===== Provided data

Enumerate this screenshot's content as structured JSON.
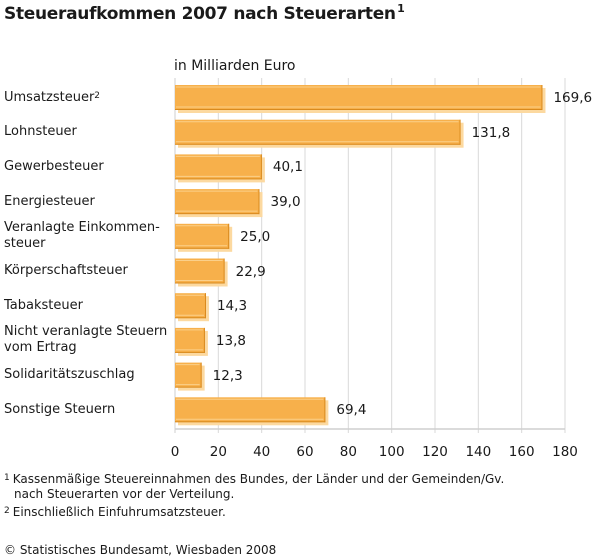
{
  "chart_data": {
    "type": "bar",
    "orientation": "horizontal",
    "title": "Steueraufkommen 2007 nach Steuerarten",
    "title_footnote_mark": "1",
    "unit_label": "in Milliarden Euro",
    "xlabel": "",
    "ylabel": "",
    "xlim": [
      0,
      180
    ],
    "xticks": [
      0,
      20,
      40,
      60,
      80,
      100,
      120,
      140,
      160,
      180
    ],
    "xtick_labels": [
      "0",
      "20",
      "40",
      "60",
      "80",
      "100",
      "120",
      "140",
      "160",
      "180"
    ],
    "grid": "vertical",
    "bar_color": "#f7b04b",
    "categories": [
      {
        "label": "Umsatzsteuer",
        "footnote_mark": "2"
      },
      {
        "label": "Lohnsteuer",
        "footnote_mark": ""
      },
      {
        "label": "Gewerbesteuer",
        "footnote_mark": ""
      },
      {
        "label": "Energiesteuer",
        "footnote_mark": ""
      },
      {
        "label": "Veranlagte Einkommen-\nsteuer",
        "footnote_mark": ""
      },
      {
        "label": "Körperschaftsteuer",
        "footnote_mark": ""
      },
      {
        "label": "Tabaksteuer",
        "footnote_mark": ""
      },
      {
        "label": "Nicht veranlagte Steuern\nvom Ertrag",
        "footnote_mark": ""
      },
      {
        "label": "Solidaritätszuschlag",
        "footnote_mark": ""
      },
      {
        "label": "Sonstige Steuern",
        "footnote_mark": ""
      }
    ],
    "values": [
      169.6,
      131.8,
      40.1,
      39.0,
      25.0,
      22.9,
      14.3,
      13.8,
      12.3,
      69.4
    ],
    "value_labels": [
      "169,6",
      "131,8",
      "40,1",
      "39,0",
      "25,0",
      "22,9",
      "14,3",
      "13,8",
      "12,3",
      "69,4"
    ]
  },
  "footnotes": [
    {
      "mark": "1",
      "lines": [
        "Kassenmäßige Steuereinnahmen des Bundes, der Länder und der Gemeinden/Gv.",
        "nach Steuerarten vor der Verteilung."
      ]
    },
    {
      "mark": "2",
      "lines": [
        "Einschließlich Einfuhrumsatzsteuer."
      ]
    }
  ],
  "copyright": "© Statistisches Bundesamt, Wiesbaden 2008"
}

==========
===== Provided data

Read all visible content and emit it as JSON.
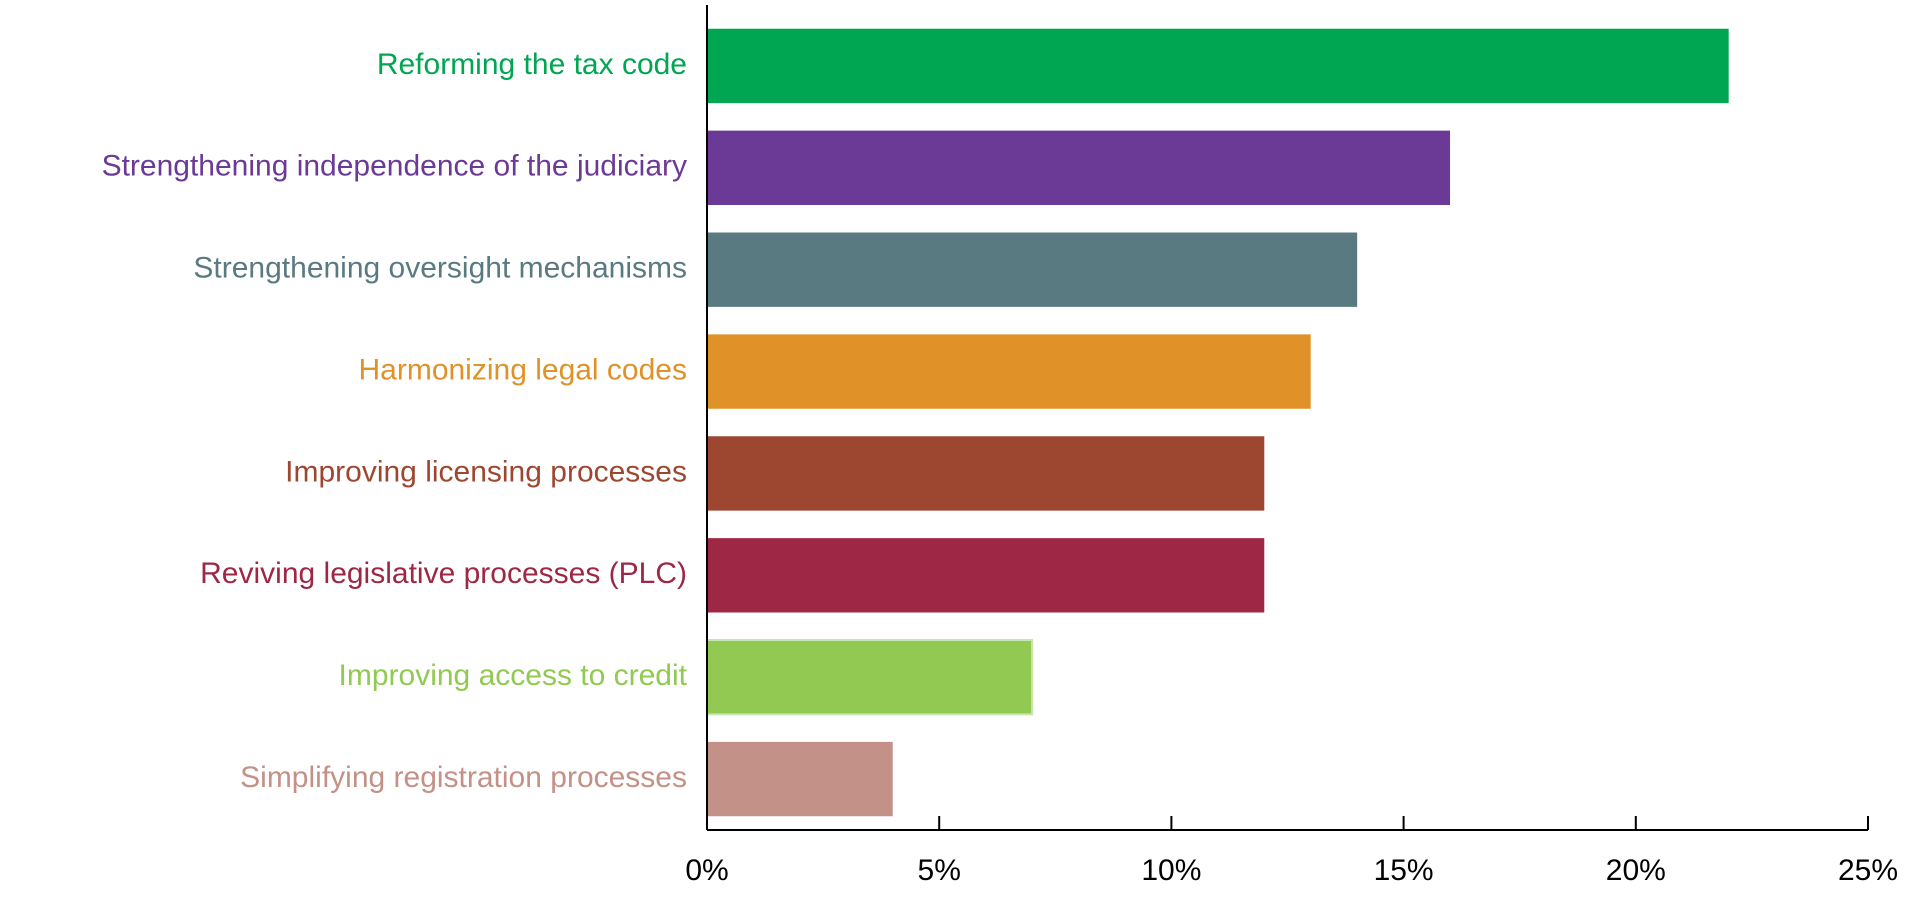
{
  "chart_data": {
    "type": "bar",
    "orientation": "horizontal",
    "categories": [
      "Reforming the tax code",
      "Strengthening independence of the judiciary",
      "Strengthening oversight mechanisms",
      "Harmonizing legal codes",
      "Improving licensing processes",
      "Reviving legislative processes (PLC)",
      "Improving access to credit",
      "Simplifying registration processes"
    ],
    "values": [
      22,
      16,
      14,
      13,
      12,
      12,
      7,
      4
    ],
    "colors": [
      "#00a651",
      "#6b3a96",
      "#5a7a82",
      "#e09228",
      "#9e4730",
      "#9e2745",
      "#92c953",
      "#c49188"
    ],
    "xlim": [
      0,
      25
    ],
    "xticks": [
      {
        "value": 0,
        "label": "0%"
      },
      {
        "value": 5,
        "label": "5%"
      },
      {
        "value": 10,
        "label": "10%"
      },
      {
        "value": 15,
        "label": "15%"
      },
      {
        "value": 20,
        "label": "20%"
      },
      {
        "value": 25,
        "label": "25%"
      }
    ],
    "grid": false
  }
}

==========

__Objective__
Out of the records, collect only those lines that contain the string "content".

__Final result__
Enumerate this screenshot's content as structured JSON.
Read all visible content and emit it as JSON.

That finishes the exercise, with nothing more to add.